> _SET EXERCISE_
Extract every line that includes the string "title".

> _DATA TO USE_
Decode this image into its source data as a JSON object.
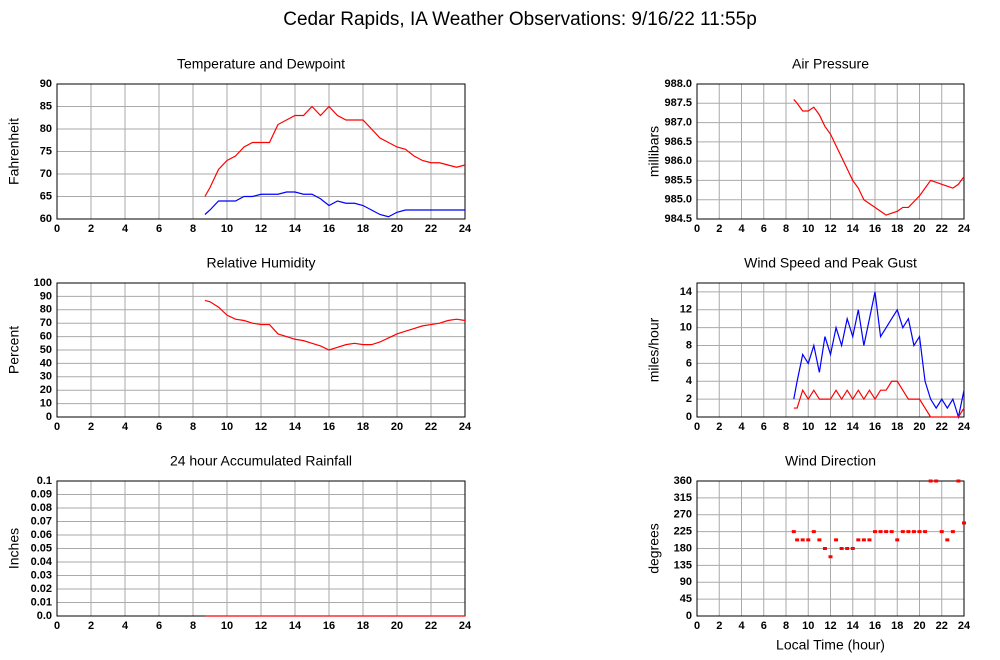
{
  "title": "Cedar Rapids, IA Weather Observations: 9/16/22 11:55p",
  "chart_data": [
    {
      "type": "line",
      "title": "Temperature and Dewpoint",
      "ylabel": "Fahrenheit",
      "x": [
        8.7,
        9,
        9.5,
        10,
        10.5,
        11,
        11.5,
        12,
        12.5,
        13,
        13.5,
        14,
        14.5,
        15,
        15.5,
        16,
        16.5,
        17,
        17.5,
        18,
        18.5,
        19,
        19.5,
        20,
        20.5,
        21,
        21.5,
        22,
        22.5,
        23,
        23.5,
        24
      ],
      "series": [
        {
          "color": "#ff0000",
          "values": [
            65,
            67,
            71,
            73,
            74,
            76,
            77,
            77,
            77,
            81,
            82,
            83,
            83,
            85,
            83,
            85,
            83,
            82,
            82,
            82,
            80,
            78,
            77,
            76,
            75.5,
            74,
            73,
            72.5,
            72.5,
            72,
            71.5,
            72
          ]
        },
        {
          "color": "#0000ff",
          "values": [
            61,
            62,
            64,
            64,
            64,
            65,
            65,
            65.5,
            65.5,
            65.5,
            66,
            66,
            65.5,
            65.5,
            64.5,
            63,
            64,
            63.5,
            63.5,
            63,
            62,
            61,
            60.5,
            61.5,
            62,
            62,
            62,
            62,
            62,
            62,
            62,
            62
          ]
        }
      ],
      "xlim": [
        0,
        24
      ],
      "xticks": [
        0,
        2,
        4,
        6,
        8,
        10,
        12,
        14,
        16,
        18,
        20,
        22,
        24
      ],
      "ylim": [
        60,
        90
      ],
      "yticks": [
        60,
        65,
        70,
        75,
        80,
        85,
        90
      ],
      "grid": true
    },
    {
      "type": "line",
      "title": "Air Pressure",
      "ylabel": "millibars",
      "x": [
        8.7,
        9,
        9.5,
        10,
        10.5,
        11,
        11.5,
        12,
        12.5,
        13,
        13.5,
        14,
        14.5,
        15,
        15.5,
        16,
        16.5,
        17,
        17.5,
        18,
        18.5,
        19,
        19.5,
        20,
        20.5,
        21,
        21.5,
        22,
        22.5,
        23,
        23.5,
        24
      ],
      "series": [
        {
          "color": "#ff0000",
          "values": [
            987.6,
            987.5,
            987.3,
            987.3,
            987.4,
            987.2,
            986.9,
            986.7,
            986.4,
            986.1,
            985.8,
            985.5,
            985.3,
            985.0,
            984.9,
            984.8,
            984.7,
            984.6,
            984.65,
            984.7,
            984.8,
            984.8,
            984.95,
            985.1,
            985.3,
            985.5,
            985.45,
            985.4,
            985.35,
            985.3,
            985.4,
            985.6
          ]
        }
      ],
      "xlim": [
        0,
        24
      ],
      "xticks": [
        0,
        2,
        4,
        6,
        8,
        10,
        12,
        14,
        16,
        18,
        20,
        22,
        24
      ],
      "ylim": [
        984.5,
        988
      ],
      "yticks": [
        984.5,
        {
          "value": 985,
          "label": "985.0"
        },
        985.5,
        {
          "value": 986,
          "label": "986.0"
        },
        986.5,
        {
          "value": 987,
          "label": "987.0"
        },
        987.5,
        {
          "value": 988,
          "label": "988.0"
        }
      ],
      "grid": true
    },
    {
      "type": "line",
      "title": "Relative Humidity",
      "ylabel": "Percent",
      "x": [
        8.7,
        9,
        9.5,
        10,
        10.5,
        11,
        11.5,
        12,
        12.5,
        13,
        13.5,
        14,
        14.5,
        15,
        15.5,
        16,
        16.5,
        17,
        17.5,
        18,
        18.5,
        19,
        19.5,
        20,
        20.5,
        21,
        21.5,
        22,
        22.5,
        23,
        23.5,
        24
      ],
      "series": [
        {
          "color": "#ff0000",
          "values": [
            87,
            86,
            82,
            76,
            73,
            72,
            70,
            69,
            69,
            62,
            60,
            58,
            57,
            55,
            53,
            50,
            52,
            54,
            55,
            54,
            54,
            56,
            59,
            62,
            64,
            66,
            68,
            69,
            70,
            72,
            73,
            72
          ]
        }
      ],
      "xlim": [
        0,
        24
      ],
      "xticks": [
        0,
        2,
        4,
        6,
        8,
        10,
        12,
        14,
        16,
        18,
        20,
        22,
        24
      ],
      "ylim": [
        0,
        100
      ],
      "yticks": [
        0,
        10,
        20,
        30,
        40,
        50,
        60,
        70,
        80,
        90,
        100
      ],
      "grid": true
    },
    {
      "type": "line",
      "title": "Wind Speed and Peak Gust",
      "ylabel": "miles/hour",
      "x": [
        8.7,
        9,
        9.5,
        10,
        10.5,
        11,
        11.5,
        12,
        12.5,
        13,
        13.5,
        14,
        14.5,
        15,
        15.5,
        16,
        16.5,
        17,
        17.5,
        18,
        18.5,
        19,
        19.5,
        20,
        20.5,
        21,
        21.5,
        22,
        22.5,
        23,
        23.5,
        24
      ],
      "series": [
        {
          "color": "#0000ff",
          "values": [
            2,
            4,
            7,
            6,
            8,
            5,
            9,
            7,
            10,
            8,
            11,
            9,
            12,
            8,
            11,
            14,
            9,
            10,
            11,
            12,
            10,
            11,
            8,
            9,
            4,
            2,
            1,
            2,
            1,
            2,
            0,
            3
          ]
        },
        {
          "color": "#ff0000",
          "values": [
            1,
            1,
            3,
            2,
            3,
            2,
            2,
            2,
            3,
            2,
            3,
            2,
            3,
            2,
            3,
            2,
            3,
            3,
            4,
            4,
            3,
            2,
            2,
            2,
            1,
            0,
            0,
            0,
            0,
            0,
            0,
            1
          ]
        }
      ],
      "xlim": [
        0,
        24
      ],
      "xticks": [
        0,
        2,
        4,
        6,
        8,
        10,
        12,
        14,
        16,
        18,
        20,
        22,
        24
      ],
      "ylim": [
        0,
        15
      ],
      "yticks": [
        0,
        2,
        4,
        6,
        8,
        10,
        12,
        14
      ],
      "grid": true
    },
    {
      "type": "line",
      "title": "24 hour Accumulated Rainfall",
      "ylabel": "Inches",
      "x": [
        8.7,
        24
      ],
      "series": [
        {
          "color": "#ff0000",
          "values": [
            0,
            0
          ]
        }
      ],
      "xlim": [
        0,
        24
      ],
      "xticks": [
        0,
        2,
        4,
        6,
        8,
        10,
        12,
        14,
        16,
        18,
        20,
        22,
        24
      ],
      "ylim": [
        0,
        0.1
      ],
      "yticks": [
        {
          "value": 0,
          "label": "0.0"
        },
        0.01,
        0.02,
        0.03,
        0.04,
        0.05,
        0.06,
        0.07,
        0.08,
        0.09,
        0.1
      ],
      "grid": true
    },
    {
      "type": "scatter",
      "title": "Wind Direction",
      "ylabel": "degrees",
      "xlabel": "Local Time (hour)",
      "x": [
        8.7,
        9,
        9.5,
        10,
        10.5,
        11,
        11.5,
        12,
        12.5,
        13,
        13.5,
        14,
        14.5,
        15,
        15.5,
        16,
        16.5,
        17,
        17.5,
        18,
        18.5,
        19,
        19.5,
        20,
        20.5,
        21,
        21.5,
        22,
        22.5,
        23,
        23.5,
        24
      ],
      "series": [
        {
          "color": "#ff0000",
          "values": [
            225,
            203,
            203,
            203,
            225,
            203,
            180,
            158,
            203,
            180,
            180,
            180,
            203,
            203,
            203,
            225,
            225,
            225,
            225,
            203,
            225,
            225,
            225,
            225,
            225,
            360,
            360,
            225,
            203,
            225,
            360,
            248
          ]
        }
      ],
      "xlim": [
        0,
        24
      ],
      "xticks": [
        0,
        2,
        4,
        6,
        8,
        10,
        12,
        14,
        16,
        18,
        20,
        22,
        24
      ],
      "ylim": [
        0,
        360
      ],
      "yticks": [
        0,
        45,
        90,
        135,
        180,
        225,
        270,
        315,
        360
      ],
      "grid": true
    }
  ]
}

> _ANSWER TO THIS EXERCISE_
  "title": "Cedar Rapids, IA Weather Observations: 9/16/22 11:55p",
      "title": "Temperature and Dewpoint",
      "title": "Air Pressure",
      "title": "Relative Humidity",
      "title": "Wind Speed and Peak Gust",
      "title": "24 hour Accumulated Rainfall",
      "title": "Wind Direction",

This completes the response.